## What is needed
In the data, extract each line that holds the string "QUALITY".
======== Source material
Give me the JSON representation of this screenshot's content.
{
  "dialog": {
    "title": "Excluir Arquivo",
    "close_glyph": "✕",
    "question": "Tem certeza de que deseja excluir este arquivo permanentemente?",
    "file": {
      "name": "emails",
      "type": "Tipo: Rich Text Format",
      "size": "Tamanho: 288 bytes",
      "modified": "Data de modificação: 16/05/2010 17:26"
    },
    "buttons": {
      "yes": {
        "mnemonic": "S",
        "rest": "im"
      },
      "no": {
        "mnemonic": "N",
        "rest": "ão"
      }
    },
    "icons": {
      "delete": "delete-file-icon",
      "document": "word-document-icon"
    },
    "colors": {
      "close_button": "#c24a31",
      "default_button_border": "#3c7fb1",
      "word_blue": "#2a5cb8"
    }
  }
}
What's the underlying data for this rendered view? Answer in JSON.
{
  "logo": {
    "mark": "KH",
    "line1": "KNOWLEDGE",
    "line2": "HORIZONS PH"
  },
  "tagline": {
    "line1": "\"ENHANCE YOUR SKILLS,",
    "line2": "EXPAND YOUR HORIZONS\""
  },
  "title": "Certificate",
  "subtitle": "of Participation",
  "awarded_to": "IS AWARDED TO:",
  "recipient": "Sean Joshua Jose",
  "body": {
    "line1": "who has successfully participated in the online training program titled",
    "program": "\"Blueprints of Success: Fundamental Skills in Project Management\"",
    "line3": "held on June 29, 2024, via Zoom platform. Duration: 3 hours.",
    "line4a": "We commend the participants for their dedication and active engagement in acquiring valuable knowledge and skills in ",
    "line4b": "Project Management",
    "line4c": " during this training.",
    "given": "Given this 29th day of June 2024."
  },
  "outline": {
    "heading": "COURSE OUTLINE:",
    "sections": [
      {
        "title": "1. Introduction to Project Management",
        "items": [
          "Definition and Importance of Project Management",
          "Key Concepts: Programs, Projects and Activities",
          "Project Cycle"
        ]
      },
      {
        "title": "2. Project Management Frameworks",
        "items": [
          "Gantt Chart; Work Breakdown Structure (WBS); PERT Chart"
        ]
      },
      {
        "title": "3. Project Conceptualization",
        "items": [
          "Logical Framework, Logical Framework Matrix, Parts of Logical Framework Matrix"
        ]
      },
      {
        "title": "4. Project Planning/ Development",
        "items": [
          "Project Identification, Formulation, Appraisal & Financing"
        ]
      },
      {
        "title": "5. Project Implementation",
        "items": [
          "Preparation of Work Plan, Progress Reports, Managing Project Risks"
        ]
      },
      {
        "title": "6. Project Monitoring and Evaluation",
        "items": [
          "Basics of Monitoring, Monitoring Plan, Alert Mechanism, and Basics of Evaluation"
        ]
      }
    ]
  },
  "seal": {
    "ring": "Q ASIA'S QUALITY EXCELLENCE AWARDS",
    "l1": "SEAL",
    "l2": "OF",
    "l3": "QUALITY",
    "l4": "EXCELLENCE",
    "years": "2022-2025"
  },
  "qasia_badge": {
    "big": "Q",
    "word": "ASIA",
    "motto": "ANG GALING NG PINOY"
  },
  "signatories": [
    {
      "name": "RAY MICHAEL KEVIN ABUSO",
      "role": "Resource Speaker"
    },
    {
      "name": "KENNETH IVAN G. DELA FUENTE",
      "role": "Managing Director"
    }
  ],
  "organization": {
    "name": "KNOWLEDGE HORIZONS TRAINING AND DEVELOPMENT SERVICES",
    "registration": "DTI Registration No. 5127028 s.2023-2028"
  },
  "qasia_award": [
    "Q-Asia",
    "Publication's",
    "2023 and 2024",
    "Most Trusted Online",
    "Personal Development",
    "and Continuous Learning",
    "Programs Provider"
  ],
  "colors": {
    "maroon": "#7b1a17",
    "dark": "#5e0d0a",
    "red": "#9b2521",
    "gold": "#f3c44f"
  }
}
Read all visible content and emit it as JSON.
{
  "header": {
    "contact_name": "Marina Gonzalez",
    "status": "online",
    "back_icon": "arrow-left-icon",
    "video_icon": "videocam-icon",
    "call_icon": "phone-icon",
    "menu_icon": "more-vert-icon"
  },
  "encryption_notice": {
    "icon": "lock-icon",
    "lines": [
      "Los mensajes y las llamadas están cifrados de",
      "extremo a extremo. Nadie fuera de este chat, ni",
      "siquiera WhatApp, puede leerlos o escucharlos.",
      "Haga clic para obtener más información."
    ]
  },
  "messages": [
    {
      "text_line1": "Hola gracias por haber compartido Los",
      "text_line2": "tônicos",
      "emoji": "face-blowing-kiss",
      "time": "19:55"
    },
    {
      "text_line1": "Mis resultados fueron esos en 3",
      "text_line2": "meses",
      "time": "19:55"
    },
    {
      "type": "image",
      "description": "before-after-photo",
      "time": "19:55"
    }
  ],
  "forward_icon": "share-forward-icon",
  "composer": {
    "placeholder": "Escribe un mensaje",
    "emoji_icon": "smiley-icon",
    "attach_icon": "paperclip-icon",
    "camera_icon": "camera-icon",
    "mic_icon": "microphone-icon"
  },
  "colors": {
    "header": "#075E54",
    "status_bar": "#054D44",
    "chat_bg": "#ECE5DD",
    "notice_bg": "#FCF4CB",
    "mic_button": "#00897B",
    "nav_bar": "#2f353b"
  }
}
================
## Result
    "ring": "Q ASIA'S QUALITY EXCELLENCE AWARDS",
    "l3": "QUALITY",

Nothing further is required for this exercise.